→ **Required work**
Copy every line from the data below in which the string "true" can be found.

Lines of data:
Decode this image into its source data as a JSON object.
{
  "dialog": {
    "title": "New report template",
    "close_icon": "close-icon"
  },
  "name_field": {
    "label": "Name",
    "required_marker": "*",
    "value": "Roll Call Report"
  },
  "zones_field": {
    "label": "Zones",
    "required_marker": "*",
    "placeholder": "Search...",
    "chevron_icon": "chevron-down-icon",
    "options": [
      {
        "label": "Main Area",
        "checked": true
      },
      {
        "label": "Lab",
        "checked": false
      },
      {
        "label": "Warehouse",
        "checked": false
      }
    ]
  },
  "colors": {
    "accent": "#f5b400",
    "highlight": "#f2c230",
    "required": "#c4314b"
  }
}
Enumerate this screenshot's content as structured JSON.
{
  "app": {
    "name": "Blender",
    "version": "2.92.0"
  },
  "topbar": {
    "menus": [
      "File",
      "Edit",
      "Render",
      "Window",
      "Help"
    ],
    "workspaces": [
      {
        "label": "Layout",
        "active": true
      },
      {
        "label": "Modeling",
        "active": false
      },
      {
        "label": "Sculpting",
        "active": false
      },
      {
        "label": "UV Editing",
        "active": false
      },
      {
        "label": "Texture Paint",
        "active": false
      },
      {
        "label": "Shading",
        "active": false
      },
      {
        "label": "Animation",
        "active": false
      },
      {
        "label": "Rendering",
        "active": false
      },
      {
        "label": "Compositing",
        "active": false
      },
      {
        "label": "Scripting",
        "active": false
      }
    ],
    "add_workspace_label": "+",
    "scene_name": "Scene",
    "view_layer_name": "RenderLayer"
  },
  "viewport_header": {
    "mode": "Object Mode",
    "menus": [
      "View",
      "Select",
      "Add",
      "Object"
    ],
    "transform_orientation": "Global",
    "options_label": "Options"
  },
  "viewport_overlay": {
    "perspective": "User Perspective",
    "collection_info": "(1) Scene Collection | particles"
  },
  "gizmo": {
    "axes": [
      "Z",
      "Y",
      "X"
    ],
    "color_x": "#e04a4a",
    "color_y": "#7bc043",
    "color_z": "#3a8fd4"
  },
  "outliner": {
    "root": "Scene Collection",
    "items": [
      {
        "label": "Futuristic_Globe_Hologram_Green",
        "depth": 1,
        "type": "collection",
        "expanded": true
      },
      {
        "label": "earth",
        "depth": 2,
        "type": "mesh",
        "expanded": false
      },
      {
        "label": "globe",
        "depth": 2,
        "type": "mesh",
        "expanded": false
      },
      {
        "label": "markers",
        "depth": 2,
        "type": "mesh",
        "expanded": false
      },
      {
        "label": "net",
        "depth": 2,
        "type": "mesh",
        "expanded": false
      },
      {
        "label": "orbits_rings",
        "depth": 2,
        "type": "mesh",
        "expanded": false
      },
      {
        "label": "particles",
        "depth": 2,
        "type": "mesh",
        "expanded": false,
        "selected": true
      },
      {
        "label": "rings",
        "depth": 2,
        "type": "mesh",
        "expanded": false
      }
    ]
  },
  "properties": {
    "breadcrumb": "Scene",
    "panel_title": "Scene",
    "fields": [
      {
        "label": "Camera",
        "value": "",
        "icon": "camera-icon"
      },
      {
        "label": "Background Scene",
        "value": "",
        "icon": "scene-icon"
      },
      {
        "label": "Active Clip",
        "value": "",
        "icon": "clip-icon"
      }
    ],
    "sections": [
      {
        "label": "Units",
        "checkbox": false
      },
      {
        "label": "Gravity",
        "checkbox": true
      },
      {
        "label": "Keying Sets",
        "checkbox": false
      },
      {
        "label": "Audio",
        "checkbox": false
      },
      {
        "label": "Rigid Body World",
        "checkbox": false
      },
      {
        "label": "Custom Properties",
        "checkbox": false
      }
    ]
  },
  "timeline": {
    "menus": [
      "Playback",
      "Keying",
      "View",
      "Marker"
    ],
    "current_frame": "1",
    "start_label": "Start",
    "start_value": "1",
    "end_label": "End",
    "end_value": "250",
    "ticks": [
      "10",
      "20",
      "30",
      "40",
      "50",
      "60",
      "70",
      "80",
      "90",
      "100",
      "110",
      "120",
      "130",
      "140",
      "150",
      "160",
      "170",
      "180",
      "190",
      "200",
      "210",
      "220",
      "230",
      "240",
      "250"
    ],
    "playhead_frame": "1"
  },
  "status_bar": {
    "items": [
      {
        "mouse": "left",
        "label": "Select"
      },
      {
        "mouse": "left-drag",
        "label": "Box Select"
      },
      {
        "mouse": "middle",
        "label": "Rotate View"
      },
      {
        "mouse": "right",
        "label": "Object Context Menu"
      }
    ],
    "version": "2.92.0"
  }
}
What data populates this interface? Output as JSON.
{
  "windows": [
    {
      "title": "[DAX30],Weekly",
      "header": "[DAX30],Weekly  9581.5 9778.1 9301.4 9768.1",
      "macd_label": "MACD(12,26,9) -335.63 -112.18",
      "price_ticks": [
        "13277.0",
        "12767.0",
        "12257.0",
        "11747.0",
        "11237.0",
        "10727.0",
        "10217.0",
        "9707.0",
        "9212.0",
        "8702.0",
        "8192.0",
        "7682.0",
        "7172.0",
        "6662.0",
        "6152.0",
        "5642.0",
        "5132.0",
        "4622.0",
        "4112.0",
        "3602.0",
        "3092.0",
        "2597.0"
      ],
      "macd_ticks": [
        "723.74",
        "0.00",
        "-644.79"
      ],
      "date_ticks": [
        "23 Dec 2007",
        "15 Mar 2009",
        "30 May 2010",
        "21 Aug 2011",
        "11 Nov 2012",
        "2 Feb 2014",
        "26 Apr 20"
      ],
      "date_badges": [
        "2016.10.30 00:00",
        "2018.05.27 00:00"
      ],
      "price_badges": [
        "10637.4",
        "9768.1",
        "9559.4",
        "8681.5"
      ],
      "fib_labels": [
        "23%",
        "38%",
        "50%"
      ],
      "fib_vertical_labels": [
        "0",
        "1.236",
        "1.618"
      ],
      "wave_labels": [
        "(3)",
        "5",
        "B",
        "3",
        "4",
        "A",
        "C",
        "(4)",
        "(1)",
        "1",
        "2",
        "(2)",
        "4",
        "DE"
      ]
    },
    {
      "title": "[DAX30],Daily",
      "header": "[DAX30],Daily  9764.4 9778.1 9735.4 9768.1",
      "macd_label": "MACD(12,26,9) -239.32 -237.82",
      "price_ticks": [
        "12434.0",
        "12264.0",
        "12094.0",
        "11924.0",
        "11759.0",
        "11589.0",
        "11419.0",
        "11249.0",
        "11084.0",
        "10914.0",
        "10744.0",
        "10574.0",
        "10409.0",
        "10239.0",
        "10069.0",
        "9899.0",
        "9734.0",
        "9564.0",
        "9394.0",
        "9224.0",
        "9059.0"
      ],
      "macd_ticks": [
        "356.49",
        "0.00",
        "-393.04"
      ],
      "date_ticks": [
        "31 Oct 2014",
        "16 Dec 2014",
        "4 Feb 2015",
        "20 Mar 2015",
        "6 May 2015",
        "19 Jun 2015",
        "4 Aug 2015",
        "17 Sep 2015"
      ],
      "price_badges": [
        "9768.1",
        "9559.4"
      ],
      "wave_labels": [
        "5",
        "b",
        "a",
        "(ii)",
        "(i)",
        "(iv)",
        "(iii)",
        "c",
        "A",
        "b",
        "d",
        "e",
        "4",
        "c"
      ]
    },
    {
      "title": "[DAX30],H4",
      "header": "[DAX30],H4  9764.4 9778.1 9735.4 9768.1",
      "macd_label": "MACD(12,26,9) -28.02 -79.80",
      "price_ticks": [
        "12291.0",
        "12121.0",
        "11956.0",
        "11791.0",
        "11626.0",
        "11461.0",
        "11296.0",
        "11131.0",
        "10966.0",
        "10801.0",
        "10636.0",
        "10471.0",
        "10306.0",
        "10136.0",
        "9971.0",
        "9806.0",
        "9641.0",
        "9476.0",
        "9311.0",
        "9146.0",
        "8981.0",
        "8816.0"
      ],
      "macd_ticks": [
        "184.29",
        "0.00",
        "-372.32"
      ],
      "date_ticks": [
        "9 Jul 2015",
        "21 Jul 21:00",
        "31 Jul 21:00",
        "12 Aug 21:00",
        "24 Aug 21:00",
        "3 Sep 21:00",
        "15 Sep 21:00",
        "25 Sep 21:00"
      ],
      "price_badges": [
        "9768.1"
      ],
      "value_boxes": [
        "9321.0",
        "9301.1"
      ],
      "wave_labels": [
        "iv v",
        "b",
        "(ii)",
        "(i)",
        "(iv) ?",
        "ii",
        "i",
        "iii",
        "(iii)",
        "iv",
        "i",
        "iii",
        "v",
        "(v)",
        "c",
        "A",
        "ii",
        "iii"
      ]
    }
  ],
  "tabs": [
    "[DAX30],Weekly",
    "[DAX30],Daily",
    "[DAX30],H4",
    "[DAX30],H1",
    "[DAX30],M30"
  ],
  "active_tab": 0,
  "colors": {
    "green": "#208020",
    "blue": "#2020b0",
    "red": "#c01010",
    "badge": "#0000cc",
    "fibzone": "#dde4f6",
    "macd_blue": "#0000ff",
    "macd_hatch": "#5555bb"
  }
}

→ **Full answer**
        "checked": true
        "active": true
        "expanded": true
        "selected": true
        "checkbox": true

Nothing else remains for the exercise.